- Dataset items -
☆ ☆ ☆ ☆ ☆ ☆ ☆
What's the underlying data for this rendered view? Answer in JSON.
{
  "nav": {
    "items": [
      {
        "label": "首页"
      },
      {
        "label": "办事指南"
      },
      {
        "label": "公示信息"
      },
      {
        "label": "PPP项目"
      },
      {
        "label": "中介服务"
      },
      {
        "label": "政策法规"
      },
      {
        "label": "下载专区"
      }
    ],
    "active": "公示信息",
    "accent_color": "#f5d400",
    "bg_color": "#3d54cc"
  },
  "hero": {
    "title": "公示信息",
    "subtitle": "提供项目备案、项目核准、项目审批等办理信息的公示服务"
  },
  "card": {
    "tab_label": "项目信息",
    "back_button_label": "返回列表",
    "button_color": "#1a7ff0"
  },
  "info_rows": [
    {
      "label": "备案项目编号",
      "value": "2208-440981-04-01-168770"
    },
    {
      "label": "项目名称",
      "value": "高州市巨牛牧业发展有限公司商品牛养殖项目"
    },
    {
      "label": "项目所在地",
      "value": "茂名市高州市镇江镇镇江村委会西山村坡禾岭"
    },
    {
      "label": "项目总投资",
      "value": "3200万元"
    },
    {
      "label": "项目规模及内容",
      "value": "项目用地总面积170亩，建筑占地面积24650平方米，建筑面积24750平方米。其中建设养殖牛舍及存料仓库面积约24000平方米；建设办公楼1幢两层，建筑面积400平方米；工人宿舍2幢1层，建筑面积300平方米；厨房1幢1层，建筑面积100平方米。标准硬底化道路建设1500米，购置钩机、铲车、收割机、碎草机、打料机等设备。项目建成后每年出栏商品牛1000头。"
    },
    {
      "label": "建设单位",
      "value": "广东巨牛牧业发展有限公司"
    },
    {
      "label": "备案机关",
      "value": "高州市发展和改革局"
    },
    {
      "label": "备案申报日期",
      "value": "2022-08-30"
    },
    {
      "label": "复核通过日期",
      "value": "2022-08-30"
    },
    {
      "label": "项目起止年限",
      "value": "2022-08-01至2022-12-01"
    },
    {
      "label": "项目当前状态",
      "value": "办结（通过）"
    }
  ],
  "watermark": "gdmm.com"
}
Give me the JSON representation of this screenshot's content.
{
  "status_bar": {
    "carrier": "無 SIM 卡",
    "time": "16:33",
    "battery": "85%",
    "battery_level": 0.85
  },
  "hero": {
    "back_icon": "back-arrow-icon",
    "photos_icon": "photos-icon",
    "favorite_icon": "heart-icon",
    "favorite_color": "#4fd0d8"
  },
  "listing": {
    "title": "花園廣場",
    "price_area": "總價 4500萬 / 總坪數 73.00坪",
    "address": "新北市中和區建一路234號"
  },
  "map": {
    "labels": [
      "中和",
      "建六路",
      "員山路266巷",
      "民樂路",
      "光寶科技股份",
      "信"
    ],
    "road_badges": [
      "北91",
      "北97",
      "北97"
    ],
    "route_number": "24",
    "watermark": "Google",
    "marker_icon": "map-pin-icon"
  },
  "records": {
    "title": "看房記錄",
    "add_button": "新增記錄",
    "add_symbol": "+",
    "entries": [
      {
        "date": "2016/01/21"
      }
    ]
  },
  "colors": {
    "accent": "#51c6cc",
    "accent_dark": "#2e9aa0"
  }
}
☆ ☆ ☆ ☆ ☆ ☆ ☆
- Goal of the exercise -
Repeat the entries above exactly, leaving nothing out.

- Written solution -
What's the underlying data for this rendered view? Answer in JSON.
{
  "nav": {
    "items": [
      {
        "label": "首页"
      },
      {
        "label": "办事指南"
      },
      {
        "label": "公示信息"
      },
      {
        "label": "PPP项目"
      },
      {
        "label": "中介服务"
      },
      {
        "label": "政策法规"
      },
      {
        "label": "下载专区"
      }
    ],
    "active": "公示信息",
    "accent_color": "#f5d400",
    "bg_color": "#3d54cc"
  },
  "hero": {
    "title": "公示信息",
    "subtitle": "提供项目备案、项目核准、项目审批等办理信息的公示服务"
  },
  "card": {
    "tab_label": "项目信息",
    "back_button_label": "返回列表",
    "button_color": "#1a7ff0"
  },
  "info_rows": [
    {
      "label": "备案项目编号",
      "value": "2208-440981-04-01-168770"
    },
    {
      "label": "项目名称",
      "value": "高州市巨牛牧业发展有限公司商品牛养殖项目"
    },
    {
      "label": "项目所在地",
      "value": "茂名市高州市镇江镇镇江村委会西山村坡禾岭"
    },
    {
      "label": "项目总投资",
      "value": "3200万元"
    },
    {
      "label": "项目规模及内容",
      "value": "项目用地总面积170亩，建筑占地面积24650平方米，建筑面积24750平方米。其中建设养殖牛舍及存料仓库面积约24000平方米；建设办公楼1幢两层，建筑面积400平方米；工人宿舍2幢1层，建筑面积300平方米；厨房1幢1层，建筑面积100平方米。标准硬底化道路建设1500米，购置钩机、铲车、收割机、碎草机、打料机等设备。项目建成后每年出栏商品牛1000头。"
    },
    {
      "label": "建设单位",
      "value": "广东巨牛牧业发展有限公司"
    },
    {
      "label": "备案机关",
      "value": "高州市发展和改革局"
    },
    {
      "label": "备案申报日期",
      "value": "2022-08-30"
    },
    {
      "label": "复核通过日期",
      "value": "2022-08-30"
    },
    {
      "label": "项目起止年限",
      "value": "2022-08-01至2022-12-01"
    },
    {
      "label": "项目当前状态",
      "value": "办结（通过）"
    }
  ],
  "watermark": "gdmm.com"
}
Give me the JSON representation of this screenshot's content.
{
  "status_bar": {
    "carrier": "無 SIM 卡",
    "time": "16:33",
    "battery": "85%",
    "battery_level": 0.85
  },
  "hero": {
    "back_icon": "back-arrow-icon",
    "photos_icon": "photos-icon",
    "favorite_icon": "heart-icon",
    "favorite_color": "#4fd0d8"
  },
  "listing": {
    "title": "花園廣場",
    "price_area": "總價 4500萬 / 總坪數 73.00坪",
    "address": "新北市中和區建一路234號"
  },
  "map": {
    "labels": [
      "中和",
      "建六路",
      "員山路266巷",
      "民樂路",
      "光寶科技股份",
      "信"
    ],
    "road_badges": [
      "北91",
      "北97",
      "北97"
    ],
    "route_number": "24",
    "watermark": "Google",
    "marker_icon": "map-pin-icon"
  },
  "records": {
    "title": "看房記錄",
    "add_button": "新增記錄",
    "add_symbol": "+",
    "entries": [
      {
        "date": "2016/01/21"
      }
    ]
  },
  "colors": {
    "accent": "#51c6cc",
    "accent_dark": "#2e9aa0"
  }
}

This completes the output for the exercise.